- [RECORD EXTRACTS]
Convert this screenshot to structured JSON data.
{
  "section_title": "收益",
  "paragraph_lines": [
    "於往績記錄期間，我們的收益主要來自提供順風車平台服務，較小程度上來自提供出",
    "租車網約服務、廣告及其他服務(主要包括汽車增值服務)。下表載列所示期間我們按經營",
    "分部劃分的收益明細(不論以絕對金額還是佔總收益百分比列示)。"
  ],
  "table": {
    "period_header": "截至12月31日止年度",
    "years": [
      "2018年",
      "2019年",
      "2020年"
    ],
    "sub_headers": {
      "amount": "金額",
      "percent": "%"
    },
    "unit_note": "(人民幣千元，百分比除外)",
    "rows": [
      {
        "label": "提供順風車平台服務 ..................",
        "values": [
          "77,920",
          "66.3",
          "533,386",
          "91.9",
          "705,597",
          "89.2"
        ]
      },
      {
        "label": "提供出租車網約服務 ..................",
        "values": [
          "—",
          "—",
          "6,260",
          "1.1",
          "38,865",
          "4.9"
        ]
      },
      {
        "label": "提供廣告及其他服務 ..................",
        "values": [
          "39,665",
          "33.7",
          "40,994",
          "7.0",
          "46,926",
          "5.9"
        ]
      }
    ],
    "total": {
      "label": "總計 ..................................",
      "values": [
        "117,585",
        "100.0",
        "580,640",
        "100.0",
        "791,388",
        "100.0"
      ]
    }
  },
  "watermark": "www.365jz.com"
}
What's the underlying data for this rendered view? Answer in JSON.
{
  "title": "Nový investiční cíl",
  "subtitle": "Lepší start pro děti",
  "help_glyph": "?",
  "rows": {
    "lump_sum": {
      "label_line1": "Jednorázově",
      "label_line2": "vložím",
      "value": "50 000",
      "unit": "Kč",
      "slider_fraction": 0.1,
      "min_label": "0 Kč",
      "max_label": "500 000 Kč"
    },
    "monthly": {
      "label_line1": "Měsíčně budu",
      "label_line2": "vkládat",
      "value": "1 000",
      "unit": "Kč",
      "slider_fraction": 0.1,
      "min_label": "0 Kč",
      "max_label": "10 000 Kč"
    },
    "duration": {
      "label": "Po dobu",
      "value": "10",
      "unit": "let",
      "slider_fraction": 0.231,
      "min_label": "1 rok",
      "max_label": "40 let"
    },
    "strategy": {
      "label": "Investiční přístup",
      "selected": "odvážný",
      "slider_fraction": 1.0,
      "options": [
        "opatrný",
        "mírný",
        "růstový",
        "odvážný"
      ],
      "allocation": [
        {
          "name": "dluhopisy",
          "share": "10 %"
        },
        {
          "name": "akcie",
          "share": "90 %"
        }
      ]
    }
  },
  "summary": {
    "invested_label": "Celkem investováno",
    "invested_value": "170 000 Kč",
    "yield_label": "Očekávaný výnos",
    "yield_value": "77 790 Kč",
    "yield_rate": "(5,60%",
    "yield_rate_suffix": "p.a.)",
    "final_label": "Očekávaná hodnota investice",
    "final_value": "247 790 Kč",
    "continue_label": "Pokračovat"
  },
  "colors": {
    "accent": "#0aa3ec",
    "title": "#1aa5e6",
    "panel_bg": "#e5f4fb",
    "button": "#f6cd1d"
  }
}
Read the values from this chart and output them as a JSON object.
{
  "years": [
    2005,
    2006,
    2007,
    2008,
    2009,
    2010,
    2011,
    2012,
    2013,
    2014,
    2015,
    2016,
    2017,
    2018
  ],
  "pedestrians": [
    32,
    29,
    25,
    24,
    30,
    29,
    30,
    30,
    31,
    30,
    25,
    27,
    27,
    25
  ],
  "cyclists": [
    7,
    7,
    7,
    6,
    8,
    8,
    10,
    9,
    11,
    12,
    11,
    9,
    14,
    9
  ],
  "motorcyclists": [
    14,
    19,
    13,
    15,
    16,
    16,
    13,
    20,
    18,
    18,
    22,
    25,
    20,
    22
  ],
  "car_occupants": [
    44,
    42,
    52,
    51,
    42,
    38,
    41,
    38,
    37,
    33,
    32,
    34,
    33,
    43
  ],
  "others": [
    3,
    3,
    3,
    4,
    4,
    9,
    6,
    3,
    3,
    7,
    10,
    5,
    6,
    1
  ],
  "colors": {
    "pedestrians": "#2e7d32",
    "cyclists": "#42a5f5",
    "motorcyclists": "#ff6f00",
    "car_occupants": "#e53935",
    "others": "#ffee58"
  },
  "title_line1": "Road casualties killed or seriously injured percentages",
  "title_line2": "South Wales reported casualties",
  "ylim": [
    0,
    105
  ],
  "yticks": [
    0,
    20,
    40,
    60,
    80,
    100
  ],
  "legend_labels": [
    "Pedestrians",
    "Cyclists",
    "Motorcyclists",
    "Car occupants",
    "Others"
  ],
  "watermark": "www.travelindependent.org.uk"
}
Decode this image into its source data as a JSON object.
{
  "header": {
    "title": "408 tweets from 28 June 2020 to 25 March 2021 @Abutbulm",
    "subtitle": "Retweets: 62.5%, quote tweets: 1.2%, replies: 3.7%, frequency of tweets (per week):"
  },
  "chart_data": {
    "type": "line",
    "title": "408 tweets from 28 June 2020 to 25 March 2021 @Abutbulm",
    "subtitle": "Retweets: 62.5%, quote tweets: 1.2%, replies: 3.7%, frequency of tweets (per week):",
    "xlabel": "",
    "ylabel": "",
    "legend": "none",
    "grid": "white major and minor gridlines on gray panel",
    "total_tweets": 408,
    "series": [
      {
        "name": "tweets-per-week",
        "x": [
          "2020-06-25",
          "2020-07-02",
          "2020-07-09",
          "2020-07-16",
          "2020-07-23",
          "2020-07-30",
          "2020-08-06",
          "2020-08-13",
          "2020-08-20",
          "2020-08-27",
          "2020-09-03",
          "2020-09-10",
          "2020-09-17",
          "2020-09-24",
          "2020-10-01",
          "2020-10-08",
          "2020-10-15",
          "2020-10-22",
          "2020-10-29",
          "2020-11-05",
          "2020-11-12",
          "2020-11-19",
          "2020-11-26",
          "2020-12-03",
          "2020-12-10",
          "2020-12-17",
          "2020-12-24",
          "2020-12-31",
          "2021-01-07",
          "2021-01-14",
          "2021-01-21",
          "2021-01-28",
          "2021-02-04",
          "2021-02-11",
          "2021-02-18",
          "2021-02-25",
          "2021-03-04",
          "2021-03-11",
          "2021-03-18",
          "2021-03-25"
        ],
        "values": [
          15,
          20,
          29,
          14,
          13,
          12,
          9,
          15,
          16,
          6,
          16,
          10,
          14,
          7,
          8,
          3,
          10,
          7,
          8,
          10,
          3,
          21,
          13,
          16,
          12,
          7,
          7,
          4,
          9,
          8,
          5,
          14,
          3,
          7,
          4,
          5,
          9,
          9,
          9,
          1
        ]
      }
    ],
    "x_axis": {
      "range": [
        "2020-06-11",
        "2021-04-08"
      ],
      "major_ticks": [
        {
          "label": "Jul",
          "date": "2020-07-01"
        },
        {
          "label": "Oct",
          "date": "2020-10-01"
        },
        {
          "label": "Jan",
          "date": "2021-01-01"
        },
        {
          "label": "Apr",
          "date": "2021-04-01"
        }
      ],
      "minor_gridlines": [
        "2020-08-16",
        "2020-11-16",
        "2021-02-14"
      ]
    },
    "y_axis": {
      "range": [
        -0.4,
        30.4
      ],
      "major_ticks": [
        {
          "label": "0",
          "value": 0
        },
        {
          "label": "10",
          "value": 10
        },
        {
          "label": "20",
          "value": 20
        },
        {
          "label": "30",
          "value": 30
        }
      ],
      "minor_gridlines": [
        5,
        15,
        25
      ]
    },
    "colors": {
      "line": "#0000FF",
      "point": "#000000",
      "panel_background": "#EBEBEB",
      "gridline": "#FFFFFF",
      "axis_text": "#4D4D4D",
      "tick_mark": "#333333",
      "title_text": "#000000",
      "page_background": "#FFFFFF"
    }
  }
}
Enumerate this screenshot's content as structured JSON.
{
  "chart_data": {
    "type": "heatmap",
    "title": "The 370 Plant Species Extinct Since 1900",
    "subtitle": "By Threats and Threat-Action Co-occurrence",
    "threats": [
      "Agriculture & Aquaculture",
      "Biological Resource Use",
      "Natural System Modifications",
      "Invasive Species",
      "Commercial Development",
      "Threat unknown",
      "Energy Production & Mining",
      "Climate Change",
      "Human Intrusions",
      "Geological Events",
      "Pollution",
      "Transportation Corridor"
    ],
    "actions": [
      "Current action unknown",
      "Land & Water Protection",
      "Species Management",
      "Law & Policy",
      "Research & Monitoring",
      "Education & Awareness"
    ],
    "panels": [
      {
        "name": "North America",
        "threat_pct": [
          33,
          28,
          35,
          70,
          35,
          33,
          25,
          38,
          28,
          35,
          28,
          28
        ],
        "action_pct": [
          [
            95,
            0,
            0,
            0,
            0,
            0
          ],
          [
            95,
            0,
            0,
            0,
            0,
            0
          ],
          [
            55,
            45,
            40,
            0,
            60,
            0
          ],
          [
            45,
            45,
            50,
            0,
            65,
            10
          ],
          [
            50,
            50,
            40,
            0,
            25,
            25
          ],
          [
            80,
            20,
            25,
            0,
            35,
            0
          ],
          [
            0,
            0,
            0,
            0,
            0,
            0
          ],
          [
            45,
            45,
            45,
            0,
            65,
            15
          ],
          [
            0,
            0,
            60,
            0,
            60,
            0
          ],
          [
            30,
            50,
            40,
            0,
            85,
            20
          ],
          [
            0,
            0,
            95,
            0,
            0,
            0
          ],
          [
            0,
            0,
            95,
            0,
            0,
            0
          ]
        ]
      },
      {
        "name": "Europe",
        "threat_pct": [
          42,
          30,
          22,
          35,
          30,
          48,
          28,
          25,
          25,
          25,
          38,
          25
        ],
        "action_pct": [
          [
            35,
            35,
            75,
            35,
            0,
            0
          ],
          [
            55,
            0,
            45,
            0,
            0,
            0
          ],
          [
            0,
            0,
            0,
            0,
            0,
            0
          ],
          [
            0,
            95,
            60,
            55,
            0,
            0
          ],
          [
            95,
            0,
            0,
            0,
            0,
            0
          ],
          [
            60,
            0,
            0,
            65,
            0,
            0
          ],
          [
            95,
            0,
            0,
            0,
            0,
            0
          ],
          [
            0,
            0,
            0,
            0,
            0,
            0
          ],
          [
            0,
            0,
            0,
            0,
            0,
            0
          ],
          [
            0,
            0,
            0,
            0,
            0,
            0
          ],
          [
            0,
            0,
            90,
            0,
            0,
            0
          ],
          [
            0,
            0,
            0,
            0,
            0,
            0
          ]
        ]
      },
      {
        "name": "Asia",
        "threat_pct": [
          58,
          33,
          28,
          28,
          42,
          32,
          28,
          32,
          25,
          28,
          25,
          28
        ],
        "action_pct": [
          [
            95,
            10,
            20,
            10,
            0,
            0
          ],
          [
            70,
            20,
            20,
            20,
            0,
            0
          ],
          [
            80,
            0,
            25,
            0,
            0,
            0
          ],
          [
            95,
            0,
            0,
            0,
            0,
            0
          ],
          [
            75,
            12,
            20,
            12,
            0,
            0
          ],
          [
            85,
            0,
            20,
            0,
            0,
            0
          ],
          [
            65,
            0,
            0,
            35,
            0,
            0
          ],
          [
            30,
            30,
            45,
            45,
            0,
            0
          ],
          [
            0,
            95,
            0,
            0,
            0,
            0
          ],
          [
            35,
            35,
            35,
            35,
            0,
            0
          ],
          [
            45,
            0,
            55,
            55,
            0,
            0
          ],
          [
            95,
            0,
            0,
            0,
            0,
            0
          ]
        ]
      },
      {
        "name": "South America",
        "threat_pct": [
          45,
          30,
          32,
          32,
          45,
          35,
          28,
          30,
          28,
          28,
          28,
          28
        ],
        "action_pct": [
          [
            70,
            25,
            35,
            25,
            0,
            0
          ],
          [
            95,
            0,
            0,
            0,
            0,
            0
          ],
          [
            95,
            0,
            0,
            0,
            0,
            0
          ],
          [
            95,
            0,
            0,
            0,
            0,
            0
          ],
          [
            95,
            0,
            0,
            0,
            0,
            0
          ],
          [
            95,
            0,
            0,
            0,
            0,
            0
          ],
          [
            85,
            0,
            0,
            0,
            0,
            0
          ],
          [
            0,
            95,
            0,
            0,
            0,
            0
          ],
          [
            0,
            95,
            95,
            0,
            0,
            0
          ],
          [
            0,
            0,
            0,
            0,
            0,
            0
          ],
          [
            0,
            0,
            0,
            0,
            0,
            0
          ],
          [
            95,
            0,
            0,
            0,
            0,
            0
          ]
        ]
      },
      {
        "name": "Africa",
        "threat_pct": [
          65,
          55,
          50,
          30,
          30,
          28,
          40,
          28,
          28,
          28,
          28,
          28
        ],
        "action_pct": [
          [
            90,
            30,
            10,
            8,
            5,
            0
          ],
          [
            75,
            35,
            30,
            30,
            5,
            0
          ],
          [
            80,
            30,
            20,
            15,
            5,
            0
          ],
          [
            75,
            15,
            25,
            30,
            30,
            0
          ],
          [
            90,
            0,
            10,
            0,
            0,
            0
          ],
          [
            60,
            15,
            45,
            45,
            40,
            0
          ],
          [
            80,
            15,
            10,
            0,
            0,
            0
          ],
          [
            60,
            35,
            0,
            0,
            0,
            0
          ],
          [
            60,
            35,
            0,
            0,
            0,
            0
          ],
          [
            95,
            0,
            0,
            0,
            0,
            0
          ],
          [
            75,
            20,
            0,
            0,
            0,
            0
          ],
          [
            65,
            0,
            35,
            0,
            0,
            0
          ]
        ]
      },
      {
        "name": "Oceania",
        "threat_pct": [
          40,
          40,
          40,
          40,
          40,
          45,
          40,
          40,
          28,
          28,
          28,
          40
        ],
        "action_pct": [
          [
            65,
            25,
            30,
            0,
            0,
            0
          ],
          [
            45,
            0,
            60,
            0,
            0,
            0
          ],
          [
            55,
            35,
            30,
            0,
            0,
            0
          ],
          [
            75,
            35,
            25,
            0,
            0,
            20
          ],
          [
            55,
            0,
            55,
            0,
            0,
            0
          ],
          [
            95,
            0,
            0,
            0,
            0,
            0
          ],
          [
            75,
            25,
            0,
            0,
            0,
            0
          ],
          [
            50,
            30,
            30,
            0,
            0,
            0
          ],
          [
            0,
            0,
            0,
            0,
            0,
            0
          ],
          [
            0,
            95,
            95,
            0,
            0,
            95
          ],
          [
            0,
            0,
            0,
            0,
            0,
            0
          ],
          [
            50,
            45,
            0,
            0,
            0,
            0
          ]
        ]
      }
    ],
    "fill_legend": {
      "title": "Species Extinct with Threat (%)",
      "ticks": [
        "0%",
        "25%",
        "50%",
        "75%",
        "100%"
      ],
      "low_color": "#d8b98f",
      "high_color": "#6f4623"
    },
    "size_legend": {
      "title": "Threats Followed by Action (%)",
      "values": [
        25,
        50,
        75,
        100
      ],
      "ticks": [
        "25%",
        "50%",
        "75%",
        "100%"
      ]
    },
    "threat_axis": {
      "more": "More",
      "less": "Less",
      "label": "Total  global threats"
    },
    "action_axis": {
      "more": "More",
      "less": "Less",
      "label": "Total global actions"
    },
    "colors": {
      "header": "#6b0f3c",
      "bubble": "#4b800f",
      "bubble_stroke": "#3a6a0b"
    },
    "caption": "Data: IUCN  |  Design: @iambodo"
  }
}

- [TASK INSTRUCTIONS] Your task is to report how many lines of the material include the string "this". Give the number and no other words.

- [EXERCISE RESULT] 5